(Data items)
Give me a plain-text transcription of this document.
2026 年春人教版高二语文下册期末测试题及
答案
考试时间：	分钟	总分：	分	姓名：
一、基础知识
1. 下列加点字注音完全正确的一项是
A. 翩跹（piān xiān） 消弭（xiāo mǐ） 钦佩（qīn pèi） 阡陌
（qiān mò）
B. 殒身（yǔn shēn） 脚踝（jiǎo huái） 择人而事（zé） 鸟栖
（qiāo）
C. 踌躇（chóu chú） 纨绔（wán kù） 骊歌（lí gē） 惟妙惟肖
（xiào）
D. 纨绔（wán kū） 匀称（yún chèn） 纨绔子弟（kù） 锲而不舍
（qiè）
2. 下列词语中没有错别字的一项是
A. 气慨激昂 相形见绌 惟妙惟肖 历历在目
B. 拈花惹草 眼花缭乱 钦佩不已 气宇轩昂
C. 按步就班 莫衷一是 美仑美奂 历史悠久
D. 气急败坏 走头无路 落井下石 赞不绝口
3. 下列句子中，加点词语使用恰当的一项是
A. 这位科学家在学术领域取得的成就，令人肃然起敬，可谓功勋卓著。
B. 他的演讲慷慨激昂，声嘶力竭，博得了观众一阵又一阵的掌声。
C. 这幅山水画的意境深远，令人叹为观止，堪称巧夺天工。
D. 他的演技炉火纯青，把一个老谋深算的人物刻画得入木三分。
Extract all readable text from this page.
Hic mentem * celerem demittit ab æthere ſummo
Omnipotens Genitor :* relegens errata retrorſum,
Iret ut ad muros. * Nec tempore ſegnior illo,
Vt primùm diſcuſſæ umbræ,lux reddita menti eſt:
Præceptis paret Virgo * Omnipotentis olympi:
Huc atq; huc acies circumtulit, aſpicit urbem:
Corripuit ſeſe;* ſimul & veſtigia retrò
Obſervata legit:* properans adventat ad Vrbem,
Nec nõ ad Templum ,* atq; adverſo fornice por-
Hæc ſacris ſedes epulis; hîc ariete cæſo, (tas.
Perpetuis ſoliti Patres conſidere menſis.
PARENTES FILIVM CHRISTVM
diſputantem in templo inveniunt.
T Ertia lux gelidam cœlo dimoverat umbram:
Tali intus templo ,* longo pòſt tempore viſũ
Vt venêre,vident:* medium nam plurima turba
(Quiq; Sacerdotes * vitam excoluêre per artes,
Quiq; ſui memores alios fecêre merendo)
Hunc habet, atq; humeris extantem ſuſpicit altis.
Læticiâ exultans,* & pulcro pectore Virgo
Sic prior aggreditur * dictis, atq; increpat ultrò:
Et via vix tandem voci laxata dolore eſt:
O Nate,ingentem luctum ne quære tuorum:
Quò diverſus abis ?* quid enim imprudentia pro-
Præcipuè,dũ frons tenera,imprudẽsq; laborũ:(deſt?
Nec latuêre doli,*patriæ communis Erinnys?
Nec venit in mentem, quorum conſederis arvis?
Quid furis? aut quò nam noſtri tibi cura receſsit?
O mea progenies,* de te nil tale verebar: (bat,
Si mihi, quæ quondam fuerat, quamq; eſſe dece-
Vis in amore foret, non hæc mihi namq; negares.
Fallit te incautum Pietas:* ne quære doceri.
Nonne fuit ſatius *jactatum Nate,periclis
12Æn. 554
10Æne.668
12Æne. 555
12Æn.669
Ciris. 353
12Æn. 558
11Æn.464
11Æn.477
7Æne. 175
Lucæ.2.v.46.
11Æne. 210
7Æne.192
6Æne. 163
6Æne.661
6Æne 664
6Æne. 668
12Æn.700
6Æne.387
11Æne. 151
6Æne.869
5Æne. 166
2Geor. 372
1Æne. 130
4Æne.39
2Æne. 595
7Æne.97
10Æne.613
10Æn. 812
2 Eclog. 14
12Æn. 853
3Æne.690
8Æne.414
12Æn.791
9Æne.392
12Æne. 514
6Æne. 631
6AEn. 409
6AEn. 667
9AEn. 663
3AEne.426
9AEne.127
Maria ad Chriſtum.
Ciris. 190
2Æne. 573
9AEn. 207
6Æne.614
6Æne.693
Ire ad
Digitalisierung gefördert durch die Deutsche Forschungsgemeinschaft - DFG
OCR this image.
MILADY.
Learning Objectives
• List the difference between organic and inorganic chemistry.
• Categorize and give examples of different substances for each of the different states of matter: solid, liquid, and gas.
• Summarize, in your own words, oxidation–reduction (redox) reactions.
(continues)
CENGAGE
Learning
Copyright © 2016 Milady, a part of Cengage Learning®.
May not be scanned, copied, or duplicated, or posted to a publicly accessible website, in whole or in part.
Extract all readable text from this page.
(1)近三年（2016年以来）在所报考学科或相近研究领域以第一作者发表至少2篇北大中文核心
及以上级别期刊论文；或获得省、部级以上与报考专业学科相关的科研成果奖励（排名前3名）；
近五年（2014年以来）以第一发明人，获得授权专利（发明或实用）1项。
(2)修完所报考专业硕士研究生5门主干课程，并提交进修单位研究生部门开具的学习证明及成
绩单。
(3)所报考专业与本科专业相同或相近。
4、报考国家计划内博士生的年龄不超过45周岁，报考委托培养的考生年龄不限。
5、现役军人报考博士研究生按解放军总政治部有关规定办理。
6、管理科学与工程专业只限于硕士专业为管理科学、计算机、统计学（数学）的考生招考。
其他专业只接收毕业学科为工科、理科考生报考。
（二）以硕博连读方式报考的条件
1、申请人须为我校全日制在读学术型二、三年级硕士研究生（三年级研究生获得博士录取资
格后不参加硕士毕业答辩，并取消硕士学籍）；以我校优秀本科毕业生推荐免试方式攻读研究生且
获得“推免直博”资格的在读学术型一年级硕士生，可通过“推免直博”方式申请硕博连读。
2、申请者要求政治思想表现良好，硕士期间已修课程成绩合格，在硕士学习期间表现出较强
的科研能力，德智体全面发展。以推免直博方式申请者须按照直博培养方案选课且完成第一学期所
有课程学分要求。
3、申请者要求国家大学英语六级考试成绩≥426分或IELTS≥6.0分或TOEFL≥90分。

Exercise instructions. Quote each line of the listing above exactly.

Task output.
Give me a plain-text transcription of this document.
2026 年春人教版高二语文下册期末测试题及
答案
考试时间：	分钟	总分：	分	姓名：
一、基础知识
1. 下列加点字注音完全正确的一项是
A. 翩跹（piān xiān） 消弭（xiāo mǐ） 钦佩（qīn pèi） 阡陌
（qiān mò）
B. 殒身（yǔn shēn） 脚踝（jiǎo huái） 择人而事（zé） 鸟栖
（qiāo）
C. 踌躇（chóu chú） 纨绔（wán kù） 骊歌（lí gē） 惟妙惟肖
（xiào）
D. 纨绔（wán kū） 匀称（yún chèn） 纨绔子弟（kù） 锲而不舍
（qiè）
2. 下列词语中没有错别字的一项是
A. 气慨激昂 相形见绌 惟妙惟肖 历历在目
B. 拈花惹草 眼花缭乱 钦佩不已 气宇轩昂
C. 按步就班 莫衷一是 美仑美奂 历史悠久
D. 气急败坏 走头无路 落井下石 赞不绝口
3. 下列句子中，加点词语使用恰当的一项是
A. 这位科学家在学术领域取得的成就，令人肃然起敬，可谓功勋卓著。
B. 他的演讲慷慨激昂，声嘶力竭，博得了观众一阵又一阵的掌声。
C. 这幅山水画的意境深远，令人叹为观止，堪称巧夺天工。
D. 他的演技炉火纯青，把一个老谋深算的人物刻画得入木三分。
Extract all readable text from this page.
Hic mentem * celerem demittit ab æthere ſummo
Omnipotens Genitor :* relegens errata retrorſum,
Iret ut ad muros. * Nec tempore ſegnior illo,
Vt primùm diſcuſſæ umbræ,lux reddita menti eſt:
Præceptis paret Virgo * Omnipotentis olympi:
Huc atq; huc acies circumtulit, aſpicit urbem:
Corripuit ſeſe;* ſimul & veſtigia retrò
Obſervata legit:* properans adventat ad Vrbem,
Nec nõ ad Templum ,* atq; adverſo fornice por-
Hæc ſacris ſedes epulis; hîc ariete cæſo, (tas.
Perpetuis ſoliti Patres conſidere menſis.
PARENTES FILIVM CHRISTVM
diſputantem in templo inveniunt.
T Ertia lux gelidam cœlo dimoverat umbram:
Tali intus templo ,* longo pòſt tempore viſũ
Vt venêre,vident:* medium nam plurima turba
(Quiq; Sacerdotes * vitam excoluêre per artes,
Quiq; ſui memores alios fecêre merendo)
Hunc habet, atq; humeris extantem ſuſpicit altis.
Læticiâ exultans,* & pulcro pectore Virgo
Sic prior aggreditur * dictis, atq; increpat ultrò:
Et via vix tandem voci laxata dolore eſt:
O Nate,ingentem luctum ne quære tuorum:
Quò diverſus abis ?* quid enim imprudentia pro-
Præcipuè,dũ frons tenera,imprudẽsq; laborũ:(deſt?
Nec latuêre doli,*patriæ communis Erinnys?
Nec venit in mentem, quorum conſederis arvis?
Quid furis? aut quò nam noſtri tibi cura receſsit?
O mea progenies,* de te nil tale verebar: (bat,
Si mihi, quæ quondam fuerat, quamq; eſſe dece-
Vis in amore foret, non hæc mihi namq; negares.
Fallit te incautum Pietas:* ne quære doceri.
Nonne fuit ſatius *jactatum Nate,periclis
12Æn. 554
10Æne.668
12Æne. 555
12Æn.669
Ciris. 353
12Æn. 558
11Æn.464
11Æn.477
7Æne. 175
Lucæ.2.v.46.
11Æne. 210
7Æne.192
6Æne. 163
6Æne.661
6Æne 664
6Æne. 668
12Æn.700
6Æne.387
11Æne. 151
6Æne.869
5Æne. 166
2Geor. 372
1Æne. 130
4Æne.39
2Æne. 595
7Æne.97
10Æne.613
10Æn. 812
2 Eclog. 14
12Æn. 853
3Æne.690
8Æne.414
12Æn.791
9Æne.392
12Æne. 514
6Æne. 631
6AEn. 409
6AEn. 667
9AEn. 663
3AEne.426
9AEne.127
Maria ad Chriſtum.
Ciris. 190
2Æne. 573
9AEn. 207
6Æne.614
6Æne.693
Ire ad
Digitalisierung gefördert durch die Deutsche Forschungsgemeinschaft - DFG
OCR this image.
MILADY.
Learning Objectives
• List the difference between organic and inorganic chemistry.
• Categorize and give examples of different substances for each of the different states of matter: solid, liquid, and gas.
• Summarize, in your own words, oxidation–reduction (redox) reactions.
(continues)
CENGAGE
Learning
Copyright © 2016 Milady, a part of Cengage Learning®.
May not be scanned, copied, or duplicated, or posted to a publicly accessible website, in whole or in part.
Extract all readable text from this page.
(1)近三年（2016年以来）在所报考学科或相近研究领域以第一作者发表至少2篇北大中文核心
及以上级别期刊论文；或获得省、部级以上与报考专业学科相关的科研成果奖励（排名前3名）；
近五年（2014年以来）以第一发明人，获得授权专利（发明或实用）1项。
(2)修完所报考专业硕士研究生5门主干课程，并提交进修单位研究生部门开具的学习证明及成
绩单。
(3)所报考专业与本科专业相同或相近。
4、报考国家计划内博士生的年龄不超过45周岁，报考委托培养的考生年龄不限。
5、现役军人报考博士研究生按解放军总政治部有关规定办理。
6、管理科学与工程专业只限于硕士专业为管理科学、计算机、统计学（数学）的考生招考。
其他专业只接收毕业学科为工科、理科考生报考。
（二）以硕博连读方式报考的条件
1、申请人须为我校全日制在读学术型二、三年级硕士研究生（三年级研究生获得博士录取资
格后不参加硕士毕业答辩，并取消硕士学籍）；以我校优秀本科毕业生推荐免试方式攻读研究生且
获得“推免直博”资格的在读学术型一年级硕士生，可通过“推免直博”方式申请硕博连读。
2、申请者要求政治思想表现良好，硕士期间已修课程成绩合格，在硕士学习期间表现出较强
的科研能力，德智体全面发展。以推免直博方式申请者须按照直博培养方案选课且完成第一学期所
有课程学分要求。
3、申请者要求国家大学英语六级考试成绩≥426分或IELTS≥6.0分或TOEFL≥90分。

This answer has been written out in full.